Records that describe figures:
== == ==

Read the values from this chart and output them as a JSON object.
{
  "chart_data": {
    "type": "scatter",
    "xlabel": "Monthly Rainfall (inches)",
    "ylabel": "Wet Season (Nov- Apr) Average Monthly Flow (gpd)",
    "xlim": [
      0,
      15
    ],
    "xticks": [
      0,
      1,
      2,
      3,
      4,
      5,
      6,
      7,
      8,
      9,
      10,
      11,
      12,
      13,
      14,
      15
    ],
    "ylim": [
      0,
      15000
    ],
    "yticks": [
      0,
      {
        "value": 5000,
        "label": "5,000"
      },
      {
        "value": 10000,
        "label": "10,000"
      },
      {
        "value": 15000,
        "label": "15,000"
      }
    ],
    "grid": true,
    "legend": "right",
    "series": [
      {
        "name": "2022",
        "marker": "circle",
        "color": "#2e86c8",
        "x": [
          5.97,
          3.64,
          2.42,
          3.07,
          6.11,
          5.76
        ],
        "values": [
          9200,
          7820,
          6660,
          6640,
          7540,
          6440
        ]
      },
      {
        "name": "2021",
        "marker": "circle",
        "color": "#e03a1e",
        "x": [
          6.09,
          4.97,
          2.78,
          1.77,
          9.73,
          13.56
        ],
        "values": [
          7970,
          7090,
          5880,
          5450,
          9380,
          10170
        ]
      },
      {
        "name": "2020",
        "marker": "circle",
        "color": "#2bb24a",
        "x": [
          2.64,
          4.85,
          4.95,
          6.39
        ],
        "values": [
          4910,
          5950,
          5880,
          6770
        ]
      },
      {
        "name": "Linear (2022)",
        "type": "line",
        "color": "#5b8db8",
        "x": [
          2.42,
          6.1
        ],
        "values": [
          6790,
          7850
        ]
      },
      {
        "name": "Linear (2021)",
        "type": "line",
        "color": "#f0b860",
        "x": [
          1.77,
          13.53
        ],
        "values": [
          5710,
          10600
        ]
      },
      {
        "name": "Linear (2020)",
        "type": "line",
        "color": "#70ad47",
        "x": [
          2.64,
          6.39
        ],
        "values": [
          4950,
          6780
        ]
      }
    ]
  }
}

== == ==

§ Stated problem
Copy each line above where the string "Linear" occurs.

§ Response
        "name": "Linear (2022)",
        "name": "Linear (2021)",
        "name": "Linear (2020)",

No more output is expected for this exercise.